What is asked>
Retype the records below exactly as they appear, but leave out any pictures.

Records:
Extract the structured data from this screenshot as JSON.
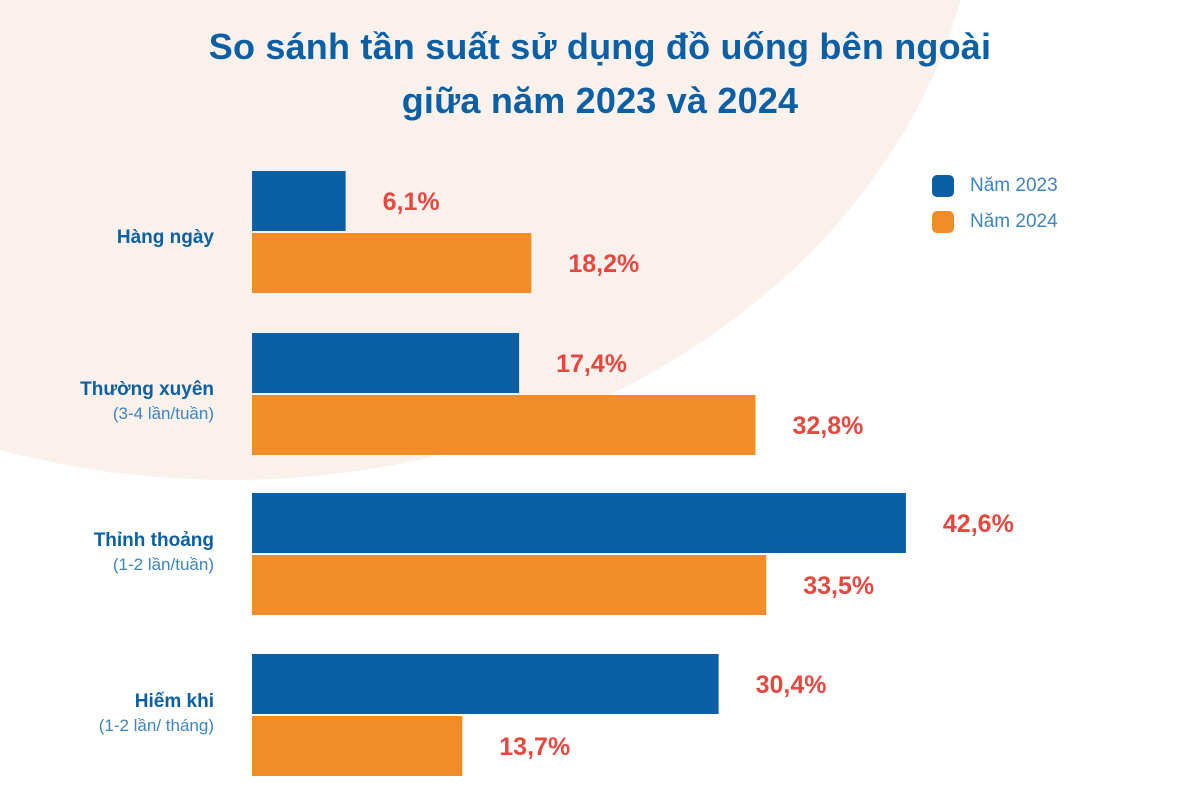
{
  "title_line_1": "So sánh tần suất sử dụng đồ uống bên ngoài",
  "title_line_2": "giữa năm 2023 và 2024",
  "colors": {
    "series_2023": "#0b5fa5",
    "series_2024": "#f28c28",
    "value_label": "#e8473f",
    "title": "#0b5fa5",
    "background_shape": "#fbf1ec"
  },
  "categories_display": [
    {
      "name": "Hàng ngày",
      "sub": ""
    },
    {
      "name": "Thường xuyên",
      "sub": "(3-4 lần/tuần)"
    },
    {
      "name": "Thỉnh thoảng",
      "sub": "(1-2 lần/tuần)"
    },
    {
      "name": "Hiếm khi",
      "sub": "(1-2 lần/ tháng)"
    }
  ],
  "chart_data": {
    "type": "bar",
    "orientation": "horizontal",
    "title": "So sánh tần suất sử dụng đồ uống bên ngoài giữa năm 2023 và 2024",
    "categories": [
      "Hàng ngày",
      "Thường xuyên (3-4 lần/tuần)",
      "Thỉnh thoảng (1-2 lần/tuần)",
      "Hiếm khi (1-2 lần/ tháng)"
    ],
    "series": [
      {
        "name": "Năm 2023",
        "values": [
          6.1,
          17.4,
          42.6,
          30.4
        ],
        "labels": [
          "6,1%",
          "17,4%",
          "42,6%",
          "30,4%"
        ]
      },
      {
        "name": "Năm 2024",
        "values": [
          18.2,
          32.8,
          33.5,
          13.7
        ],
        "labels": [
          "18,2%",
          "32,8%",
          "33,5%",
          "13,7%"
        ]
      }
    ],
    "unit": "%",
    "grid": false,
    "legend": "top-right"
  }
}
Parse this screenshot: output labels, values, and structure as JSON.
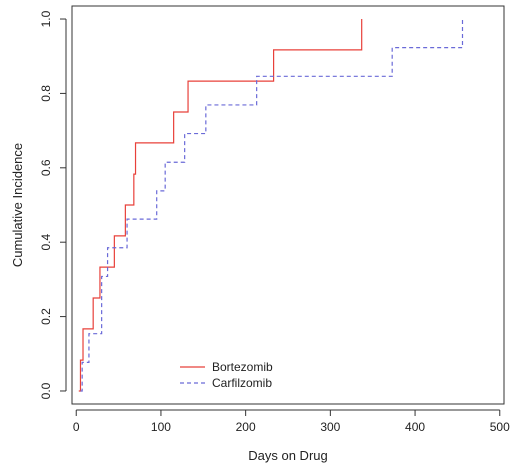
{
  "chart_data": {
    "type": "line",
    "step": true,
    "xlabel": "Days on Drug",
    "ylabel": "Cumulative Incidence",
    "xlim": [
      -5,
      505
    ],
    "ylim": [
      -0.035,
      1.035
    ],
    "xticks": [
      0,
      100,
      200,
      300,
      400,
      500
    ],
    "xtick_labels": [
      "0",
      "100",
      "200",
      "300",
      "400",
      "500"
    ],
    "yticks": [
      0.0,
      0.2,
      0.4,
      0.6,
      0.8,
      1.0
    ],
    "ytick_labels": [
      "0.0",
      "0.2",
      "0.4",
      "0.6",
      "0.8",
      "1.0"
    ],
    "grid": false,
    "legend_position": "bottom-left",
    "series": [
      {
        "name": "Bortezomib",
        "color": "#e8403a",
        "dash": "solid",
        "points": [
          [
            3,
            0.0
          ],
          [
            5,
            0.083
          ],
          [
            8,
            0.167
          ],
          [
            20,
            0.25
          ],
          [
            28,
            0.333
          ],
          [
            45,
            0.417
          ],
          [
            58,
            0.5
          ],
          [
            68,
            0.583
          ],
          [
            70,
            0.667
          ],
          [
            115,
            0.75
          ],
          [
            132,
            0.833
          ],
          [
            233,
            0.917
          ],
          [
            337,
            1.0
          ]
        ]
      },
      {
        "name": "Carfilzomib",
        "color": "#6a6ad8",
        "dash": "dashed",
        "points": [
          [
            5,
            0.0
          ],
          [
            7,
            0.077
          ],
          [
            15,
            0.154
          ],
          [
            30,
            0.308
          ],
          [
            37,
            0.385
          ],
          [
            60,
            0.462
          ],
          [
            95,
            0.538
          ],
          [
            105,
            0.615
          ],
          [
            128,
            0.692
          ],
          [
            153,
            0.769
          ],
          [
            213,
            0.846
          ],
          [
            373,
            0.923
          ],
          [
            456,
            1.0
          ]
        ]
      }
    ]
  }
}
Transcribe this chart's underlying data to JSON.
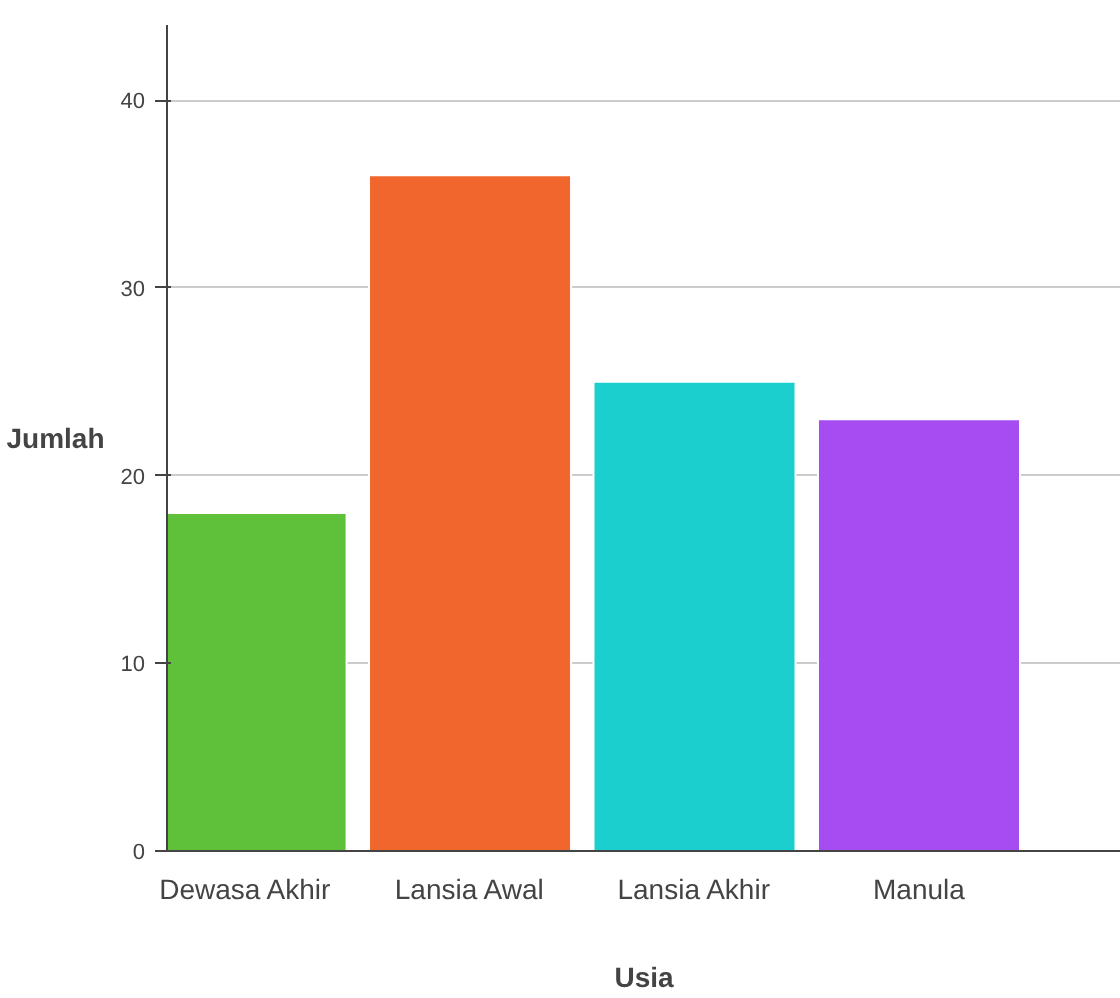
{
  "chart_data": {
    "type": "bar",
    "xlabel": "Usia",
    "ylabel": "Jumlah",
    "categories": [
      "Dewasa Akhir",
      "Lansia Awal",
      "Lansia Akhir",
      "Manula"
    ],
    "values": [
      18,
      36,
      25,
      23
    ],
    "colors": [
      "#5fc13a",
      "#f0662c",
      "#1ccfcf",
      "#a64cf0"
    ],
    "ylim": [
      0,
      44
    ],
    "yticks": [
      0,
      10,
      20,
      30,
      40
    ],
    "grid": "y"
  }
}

The answer>
Extract the structured data from this screenshot as JSON.
{
  "title_line_1": "So sánh tần suất sử dụng đồ uống bên ngoài",
  "title_line_2": "giữa năm 2023 và 2024",
  "colors": {
    "series_2023": "#0b5fa5",
    "series_2024": "#f28c28",
    "value_label": "#e8473f",
    "title": "#0b5fa5",
    "background_shape": "#fbf1ec"
  },
  "categories_display": [
    {
      "name": "Hàng ngày",
      "sub": ""
    },
    {
      "name": "Thường xuyên",
      "sub": "(3-4 lần/tuần)"
    },
    {
      "name": "Thỉnh thoảng",
      "sub": "(1-2 lần/tuần)"
    },
    {
      "name": "Hiếm khi",
      "sub": "(1-2 lần/ tháng)"
    }
  ],
  "chart_data": {
    "type": "bar",
    "orientation": "horizontal",
    "title": "So sánh tần suất sử dụng đồ uống bên ngoài giữa năm 2023 và 2024",
    "categories": [
      "Hàng ngày",
      "Thường xuyên (3-4 lần/tuần)",
      "Thỉnh thoảng (1-2 lần/tuần)",
      "Hiếm khi (1-2 lần/ tháng)"
    ],
    "series": [
      {
        "name": "Năm 2023",
        "values": [
          6.1,
          17.4,
          42.6,
          30.4
        ],
        "labels": [
          "6,1%",
          "17,4%",
          "42,6%",
          "30,4%"
        ]
      },
      {
        "name": "Năm 2024",
        "values": [
          18.2,
          32.8,
          33.5,
          13.7
        ],
        "labels": [
          "18,2%",
          "32,8%",
          "33,5%",
          "13,7%"
        ]
      }
    ],
    "unit": "%",
    "grid": false,
    "legend": "top-right"
  }
}
Parse this screenshot: output labels, values, and structure as JSON.
{
  "chart_data": {
    "type": "line",
    "step": true,
    "xlabel": "Days on Drug",
    "ylabel": "Cumulative Incidence",
    "xlim": [
      -5,
      505
    ],
    "ylim": [
      -0.035,
      1.035
    ],
    "xticks": [
      0,
      100,
      200,
      300,
      400,
      500
    ],
    "xtick_labels": [
      "0",
      "100",
      "200",
      "300",
      "400",
      "500"
    ],
    "yticks": [
      0.0,
      0.2,
      0.4,
      0.6,
      0.8,
      1.0
    ],
    "ytick_labels": [
      "0.0",
      "0.2",
      "0.4",
      "0.6",
      "0.8",
      "1.0"
    ],
    "grid": false,
    "legend_position": "bottom-left",
    "series": [
      {
        "name": "Bortezomib",
        "color": "#e8403a",
        "dash": "solid",
        "points": [
          [
            3,
            0.0
          ],
          [
            5,
            0.083
          ],
          [
            8,
            0.167
          ],
          [
            20,
            0.25
          ],
          [
            28,
            0.333
          ],
          [
            45,
            0.417
          ],
          [
            58,
            0.5
          ],
          [
            68,
            0.583
          ],
          [
            70,
            0.667
          ],
          [
            115,
            0.75
          ],
          [
            132,
            0.833
          ],
          [
            233,
            0.917
          ],
          [
            337,
            1.0
          ]
        ]
      },
      {
        "name": "Carfilzomib",
        "color": "#6a6ad8",
        "dash": "dashed",
        "points": [
          [
            5,
            0.0
          ],
          [
            7,
            0.077
          ],
          [
            15,
            0.154
          ],
          [
            30,
            0.308
          ],
          [
            37,
            0.385
          ],
          [
            60,
            0.462
          ],
          [
            95,
            0.538
          ],
          [
            105,
            0.615
          ],
          [
            128,
            0.692
          ],
          [
            153,
            0.769
          ],
          [
            213,
            0.846
          ],
          [
            373,
            0.923
          ],
          [
            456,
            1.0
          ]
        ]
      }
    ]
  }
}
Transcribe this chart's underlying data to JSON.
{
  "chart_data": {
    "type": "bar",
    "xlabel": "Usia",
    "ylabel": "Jumlah",
    "categories": [
      "Dewasa Akhir",
      "Lansia Awal",
      "Lansia Akhir",
      "Manula"
    ],
    "values": [
      18,
      36,
      25,
      23
    ],
    "colors": [
      "#5fc13a",
      "#f0662c",
      "#1ccfcf",
      "#a64cf0"
    ],
    "ylim": [
      0,
      44
    ],
    "yticks": [
      0,
      10,
      20,
      30,
      40
    ],
    "grid": "y"
  }
}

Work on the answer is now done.